**Objective**
Tally the lines in these records that hold the string "DANIH", and reply with the number alone.

**Input records**
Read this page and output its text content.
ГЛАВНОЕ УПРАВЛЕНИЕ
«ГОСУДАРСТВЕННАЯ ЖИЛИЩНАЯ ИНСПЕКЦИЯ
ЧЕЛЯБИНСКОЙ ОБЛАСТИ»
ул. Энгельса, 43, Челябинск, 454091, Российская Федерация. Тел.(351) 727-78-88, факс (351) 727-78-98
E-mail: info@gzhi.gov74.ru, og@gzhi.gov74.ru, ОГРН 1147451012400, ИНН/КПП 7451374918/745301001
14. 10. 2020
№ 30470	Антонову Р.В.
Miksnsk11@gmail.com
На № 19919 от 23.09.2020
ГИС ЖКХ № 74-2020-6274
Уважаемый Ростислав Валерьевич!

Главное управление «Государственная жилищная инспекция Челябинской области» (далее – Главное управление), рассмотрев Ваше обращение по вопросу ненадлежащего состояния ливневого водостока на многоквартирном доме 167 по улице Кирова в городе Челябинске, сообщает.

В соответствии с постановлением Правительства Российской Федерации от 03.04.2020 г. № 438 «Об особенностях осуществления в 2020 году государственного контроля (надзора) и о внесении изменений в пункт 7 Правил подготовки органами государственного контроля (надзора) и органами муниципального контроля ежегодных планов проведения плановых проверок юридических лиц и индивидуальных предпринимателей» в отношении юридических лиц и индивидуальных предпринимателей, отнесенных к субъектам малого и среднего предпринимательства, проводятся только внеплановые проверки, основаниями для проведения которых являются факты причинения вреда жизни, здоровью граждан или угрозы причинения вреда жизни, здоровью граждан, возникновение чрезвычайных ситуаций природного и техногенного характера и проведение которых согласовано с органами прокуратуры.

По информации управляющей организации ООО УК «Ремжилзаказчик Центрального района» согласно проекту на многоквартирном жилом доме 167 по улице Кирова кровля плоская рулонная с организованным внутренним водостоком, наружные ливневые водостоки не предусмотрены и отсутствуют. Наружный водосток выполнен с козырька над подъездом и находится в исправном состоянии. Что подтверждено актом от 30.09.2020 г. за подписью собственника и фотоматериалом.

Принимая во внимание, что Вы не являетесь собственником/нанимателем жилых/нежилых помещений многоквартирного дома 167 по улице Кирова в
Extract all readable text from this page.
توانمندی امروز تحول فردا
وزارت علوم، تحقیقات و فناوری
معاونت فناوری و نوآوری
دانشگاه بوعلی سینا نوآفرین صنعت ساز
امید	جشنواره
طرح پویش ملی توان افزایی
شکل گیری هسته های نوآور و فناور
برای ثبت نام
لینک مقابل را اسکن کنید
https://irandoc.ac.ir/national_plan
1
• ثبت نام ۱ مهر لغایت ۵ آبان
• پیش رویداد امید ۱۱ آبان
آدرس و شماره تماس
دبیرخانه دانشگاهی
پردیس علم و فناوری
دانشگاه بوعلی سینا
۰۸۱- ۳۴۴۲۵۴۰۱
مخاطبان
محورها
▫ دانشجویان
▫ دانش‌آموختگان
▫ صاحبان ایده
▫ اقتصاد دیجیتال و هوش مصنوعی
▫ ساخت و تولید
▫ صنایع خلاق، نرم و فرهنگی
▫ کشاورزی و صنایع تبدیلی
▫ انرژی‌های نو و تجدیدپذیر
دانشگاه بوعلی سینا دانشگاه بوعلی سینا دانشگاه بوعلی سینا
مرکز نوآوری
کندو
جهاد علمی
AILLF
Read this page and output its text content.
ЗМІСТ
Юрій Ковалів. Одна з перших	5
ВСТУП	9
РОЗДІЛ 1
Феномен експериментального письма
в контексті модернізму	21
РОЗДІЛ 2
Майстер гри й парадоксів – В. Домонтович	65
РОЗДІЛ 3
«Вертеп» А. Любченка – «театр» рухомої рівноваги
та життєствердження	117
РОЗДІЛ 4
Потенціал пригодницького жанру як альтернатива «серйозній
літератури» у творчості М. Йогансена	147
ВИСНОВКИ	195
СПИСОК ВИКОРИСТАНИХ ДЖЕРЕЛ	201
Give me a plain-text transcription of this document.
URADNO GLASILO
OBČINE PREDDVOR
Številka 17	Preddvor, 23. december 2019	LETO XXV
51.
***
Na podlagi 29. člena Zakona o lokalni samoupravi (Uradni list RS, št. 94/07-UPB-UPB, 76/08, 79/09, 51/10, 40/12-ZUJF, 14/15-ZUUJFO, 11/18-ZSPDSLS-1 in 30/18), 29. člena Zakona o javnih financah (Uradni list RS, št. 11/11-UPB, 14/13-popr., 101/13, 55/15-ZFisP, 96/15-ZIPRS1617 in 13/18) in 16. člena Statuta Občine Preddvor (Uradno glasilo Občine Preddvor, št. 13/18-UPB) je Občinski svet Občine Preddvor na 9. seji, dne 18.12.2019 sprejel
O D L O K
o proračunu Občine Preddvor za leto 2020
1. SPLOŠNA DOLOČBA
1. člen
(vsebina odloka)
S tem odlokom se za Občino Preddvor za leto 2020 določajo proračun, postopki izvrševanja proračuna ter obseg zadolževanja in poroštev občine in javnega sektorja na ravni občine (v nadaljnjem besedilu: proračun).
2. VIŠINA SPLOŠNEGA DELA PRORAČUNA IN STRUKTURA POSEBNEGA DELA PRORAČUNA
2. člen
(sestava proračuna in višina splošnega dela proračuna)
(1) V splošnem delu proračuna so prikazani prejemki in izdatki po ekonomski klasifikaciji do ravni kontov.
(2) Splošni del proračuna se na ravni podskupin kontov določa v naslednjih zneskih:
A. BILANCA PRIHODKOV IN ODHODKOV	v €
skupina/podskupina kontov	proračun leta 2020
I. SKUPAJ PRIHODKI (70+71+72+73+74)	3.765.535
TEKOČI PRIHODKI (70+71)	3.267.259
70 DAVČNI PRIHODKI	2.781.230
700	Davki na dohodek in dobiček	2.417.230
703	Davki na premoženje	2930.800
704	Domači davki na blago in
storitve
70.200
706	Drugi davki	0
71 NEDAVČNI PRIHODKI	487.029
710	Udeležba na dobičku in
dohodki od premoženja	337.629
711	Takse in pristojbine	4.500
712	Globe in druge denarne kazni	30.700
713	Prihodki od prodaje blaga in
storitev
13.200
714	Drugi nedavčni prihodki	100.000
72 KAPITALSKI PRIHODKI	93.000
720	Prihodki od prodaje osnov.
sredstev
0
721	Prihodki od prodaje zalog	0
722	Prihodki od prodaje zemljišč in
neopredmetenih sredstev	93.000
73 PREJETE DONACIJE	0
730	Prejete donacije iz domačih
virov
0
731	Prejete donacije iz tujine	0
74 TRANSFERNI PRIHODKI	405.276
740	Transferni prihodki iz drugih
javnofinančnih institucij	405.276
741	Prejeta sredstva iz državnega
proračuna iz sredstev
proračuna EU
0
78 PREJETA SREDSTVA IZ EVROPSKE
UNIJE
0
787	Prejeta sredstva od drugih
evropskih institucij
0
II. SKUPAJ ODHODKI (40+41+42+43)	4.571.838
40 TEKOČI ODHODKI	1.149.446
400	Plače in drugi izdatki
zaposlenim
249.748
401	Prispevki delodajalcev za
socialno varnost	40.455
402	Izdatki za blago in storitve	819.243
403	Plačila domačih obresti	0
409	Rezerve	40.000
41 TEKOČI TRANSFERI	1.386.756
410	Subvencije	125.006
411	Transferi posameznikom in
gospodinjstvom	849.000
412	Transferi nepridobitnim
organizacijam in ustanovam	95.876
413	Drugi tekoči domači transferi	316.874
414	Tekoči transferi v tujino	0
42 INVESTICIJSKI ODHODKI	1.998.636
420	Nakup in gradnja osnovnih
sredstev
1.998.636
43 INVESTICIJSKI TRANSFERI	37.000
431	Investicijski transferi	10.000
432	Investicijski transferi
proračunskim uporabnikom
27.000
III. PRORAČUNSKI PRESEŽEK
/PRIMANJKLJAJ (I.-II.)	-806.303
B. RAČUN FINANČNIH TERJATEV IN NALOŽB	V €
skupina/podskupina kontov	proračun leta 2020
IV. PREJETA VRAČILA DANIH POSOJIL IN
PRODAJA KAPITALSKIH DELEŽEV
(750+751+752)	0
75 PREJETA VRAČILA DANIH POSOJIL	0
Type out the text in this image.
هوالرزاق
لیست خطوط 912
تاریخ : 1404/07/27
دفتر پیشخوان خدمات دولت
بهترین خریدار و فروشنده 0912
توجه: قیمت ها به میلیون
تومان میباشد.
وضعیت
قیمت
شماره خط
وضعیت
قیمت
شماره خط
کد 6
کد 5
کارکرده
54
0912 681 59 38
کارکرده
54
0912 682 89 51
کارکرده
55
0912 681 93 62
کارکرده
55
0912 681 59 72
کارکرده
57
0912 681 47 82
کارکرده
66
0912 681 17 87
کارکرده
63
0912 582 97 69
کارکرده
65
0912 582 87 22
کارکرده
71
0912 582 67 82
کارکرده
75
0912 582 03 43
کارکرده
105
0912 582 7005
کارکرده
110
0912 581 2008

**Worked answer**
2